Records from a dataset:
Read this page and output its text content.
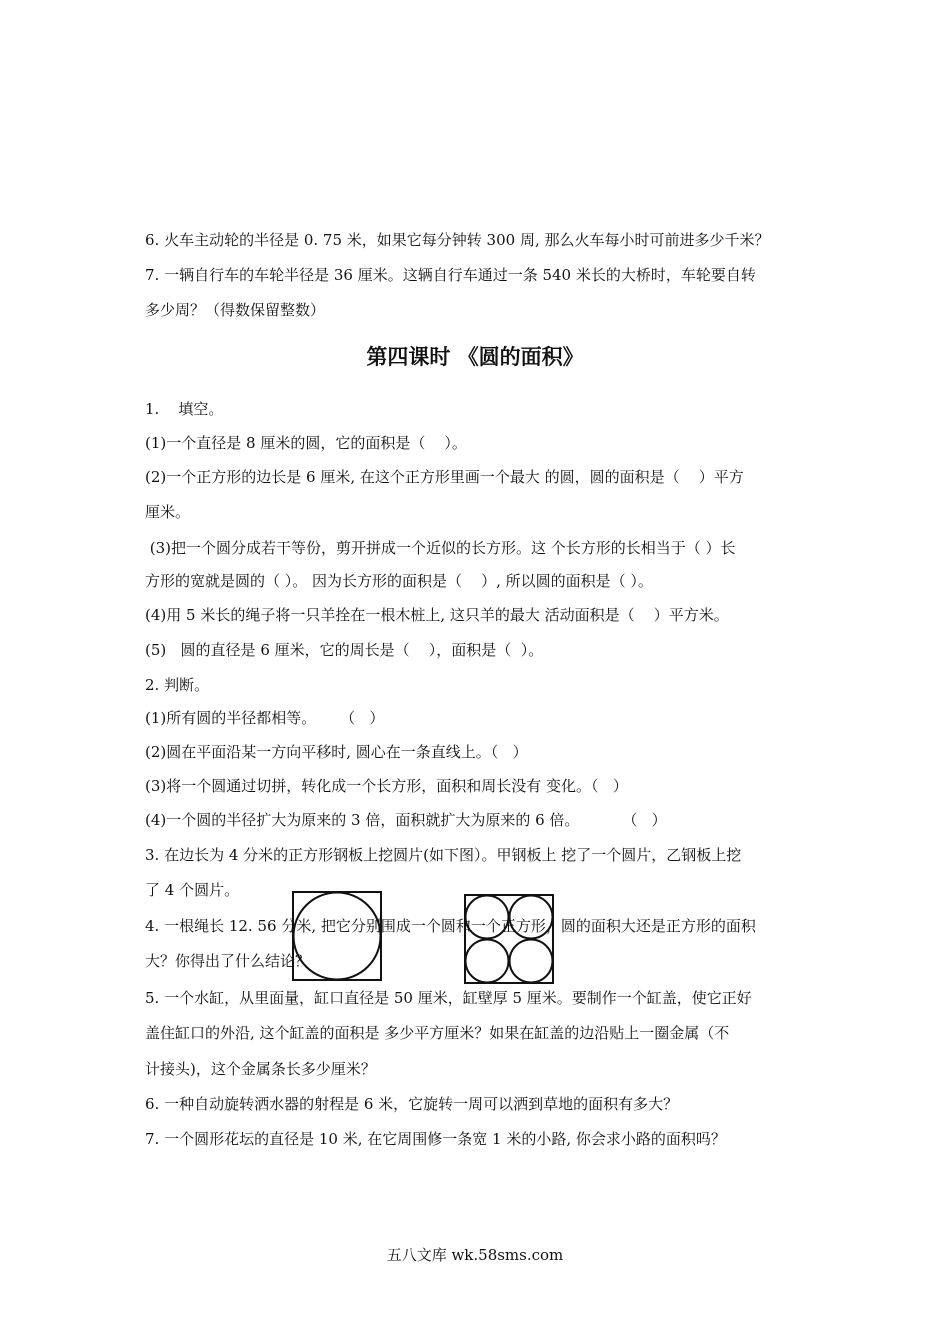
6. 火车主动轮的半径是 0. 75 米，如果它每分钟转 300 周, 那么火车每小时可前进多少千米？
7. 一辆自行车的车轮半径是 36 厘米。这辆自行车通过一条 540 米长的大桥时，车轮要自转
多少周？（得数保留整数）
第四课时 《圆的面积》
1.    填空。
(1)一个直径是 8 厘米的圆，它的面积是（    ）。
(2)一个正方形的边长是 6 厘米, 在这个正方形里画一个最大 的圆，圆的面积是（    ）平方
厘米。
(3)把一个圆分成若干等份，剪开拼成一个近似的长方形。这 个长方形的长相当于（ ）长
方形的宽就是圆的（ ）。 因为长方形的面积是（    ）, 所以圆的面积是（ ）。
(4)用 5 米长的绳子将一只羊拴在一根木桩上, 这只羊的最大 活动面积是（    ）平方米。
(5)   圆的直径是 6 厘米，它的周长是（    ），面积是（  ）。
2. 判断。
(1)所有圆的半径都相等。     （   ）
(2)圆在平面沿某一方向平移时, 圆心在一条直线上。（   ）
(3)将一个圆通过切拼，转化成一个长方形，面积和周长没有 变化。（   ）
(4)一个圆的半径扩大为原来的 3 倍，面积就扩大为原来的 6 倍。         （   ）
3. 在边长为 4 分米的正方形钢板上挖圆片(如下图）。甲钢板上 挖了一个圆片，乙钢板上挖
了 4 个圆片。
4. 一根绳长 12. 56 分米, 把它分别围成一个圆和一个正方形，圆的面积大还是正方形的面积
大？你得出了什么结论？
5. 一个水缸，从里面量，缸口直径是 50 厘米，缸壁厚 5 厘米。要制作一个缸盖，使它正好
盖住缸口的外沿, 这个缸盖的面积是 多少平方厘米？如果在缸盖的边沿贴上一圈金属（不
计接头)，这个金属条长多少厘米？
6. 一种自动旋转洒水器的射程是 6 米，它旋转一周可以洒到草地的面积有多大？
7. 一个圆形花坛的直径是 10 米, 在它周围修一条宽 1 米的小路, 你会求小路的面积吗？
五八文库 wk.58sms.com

* * *

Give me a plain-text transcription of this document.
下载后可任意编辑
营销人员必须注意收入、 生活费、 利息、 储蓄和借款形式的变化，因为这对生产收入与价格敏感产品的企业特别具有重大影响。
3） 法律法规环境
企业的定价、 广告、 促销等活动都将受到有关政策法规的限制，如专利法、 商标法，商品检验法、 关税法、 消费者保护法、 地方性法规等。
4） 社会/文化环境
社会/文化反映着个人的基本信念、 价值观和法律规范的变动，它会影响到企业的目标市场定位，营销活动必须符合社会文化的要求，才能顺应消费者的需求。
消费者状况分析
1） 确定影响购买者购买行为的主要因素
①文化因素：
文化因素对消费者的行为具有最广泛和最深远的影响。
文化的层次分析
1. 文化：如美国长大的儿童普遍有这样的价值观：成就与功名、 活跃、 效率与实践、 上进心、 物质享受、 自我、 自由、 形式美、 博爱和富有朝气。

* * *

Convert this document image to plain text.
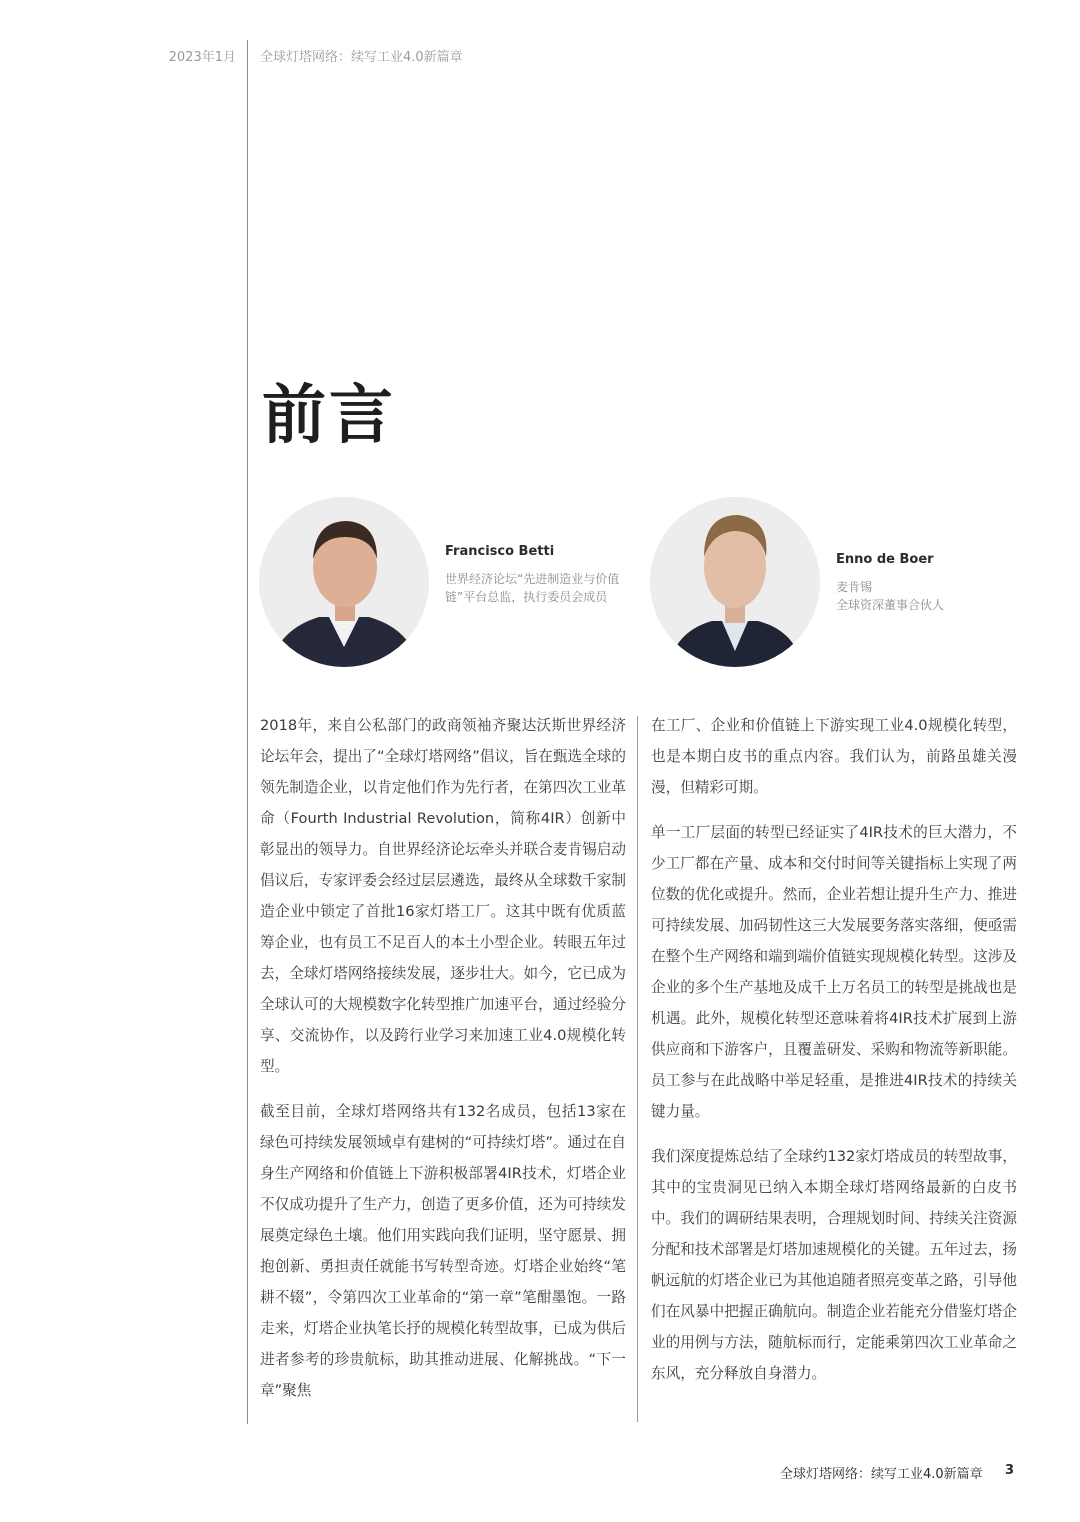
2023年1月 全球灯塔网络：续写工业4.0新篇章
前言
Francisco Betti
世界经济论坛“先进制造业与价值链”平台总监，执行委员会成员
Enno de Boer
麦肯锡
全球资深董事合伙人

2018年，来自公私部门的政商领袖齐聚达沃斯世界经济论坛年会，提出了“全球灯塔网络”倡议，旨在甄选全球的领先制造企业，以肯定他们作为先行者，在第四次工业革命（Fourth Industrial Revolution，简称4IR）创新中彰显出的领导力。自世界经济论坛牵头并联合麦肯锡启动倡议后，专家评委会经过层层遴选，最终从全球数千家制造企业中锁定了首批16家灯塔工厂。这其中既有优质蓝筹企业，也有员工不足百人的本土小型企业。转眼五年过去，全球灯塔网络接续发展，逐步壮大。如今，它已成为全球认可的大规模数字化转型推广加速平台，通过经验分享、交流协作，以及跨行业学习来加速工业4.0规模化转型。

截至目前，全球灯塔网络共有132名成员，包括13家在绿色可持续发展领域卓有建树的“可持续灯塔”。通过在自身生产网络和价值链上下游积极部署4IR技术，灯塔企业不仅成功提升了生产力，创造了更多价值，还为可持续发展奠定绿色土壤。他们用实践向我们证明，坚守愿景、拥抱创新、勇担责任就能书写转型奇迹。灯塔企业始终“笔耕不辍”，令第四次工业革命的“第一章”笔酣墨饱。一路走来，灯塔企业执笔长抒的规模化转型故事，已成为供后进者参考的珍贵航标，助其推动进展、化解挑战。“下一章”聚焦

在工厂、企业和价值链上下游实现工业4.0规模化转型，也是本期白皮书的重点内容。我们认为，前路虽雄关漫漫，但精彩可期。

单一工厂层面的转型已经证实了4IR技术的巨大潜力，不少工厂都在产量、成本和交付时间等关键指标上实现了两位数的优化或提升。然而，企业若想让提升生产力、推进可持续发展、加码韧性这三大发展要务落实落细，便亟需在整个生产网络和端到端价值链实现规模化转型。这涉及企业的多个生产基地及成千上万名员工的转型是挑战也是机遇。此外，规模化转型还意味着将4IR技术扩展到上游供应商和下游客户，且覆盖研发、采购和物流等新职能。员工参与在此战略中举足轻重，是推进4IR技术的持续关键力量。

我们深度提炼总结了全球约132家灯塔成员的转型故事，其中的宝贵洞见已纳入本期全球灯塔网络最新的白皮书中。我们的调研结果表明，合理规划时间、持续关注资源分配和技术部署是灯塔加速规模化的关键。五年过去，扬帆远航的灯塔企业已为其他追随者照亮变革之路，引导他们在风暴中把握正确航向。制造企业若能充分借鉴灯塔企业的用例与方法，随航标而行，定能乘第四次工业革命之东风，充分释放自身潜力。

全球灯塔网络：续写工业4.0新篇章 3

◆ **TASK TO COMPLETE**:
How many lines in the records above contain the word "this"? Reply with the number and nothing more.

◆ **REPLY**:
3